Dataset items
◆ ◆ ◆ ◆ ◆ ◆ ◆

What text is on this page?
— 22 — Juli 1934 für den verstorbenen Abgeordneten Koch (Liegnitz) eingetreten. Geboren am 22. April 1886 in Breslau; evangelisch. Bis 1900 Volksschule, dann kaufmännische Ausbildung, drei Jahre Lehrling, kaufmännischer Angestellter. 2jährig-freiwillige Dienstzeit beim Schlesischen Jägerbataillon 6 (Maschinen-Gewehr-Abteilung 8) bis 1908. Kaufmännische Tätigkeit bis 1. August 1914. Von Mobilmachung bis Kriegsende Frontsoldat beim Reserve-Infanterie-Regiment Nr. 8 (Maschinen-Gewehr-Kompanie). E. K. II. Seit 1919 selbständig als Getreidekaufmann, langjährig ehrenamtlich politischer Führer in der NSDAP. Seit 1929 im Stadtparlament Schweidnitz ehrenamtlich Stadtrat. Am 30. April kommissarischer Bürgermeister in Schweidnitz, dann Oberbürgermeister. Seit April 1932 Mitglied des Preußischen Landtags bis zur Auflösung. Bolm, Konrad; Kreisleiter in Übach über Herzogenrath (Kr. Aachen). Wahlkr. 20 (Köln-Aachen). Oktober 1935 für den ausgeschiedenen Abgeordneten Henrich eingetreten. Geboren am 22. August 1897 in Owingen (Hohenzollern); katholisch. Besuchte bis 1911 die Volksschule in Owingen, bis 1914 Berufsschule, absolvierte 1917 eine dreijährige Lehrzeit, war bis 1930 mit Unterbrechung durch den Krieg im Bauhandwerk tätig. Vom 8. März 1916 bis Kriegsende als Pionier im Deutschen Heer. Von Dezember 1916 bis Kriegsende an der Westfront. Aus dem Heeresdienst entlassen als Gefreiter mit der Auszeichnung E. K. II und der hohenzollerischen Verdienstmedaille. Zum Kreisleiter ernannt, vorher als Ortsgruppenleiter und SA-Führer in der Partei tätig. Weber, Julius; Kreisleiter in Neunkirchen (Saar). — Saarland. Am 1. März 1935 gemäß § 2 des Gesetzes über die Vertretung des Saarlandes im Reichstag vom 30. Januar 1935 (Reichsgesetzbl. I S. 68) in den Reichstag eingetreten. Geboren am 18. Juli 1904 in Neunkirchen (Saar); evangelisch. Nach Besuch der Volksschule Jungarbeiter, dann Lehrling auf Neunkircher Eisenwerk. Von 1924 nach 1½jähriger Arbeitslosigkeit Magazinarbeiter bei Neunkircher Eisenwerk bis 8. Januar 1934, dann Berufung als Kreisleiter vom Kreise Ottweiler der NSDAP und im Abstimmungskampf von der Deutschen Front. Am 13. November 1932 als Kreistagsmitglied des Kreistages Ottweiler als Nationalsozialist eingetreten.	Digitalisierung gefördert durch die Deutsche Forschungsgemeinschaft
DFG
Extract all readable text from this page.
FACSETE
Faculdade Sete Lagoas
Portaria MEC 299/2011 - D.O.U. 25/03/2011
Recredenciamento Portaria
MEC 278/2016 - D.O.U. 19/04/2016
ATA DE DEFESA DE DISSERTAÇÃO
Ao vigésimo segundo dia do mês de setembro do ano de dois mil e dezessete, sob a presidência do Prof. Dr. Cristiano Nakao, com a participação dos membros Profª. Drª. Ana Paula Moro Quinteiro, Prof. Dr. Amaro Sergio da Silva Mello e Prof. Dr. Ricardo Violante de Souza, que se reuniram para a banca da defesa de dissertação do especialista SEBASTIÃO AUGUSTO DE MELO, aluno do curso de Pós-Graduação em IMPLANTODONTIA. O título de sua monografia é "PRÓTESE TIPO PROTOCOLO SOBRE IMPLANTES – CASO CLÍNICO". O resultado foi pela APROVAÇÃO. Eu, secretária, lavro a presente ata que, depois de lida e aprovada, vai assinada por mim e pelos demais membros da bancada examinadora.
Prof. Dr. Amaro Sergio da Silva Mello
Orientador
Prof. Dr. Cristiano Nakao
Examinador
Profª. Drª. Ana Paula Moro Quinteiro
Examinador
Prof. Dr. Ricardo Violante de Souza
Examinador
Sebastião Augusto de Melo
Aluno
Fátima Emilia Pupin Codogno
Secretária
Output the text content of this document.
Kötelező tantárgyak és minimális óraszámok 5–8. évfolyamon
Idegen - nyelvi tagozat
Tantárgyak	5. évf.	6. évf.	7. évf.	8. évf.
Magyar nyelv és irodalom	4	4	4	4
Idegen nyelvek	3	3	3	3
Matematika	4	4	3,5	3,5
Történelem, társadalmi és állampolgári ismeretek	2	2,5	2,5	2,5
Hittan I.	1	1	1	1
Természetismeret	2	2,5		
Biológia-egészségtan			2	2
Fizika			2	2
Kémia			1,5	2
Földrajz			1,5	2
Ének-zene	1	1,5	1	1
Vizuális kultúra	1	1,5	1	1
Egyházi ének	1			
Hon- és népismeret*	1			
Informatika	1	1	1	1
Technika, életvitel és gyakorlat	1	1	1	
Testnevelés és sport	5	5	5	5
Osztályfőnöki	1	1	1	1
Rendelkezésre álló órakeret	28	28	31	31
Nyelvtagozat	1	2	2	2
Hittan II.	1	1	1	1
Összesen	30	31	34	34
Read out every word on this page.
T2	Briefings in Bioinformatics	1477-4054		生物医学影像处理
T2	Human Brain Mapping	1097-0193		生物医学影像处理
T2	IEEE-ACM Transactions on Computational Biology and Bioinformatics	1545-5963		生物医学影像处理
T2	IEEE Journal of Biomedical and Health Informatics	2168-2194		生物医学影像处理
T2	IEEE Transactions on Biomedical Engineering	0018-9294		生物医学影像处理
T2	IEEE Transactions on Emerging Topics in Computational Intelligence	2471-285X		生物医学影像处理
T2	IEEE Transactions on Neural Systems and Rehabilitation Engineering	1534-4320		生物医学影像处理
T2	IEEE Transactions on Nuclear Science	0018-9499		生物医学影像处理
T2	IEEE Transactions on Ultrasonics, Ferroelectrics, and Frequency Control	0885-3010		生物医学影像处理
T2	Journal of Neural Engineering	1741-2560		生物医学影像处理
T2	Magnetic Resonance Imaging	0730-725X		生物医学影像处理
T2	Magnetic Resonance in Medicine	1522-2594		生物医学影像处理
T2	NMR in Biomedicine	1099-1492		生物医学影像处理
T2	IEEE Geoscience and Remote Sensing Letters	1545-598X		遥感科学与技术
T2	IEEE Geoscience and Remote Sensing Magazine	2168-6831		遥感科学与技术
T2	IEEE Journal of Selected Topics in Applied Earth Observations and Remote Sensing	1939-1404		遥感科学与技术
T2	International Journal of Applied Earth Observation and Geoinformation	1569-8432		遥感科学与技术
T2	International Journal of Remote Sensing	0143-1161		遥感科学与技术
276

◆ ◆ ◆ ◆ ◆ ◆ ◆

#### THE PROBLEM:
Reply with only the number of lines in the material above where the string "Earth" appears.

#### FULL ANSWER:
2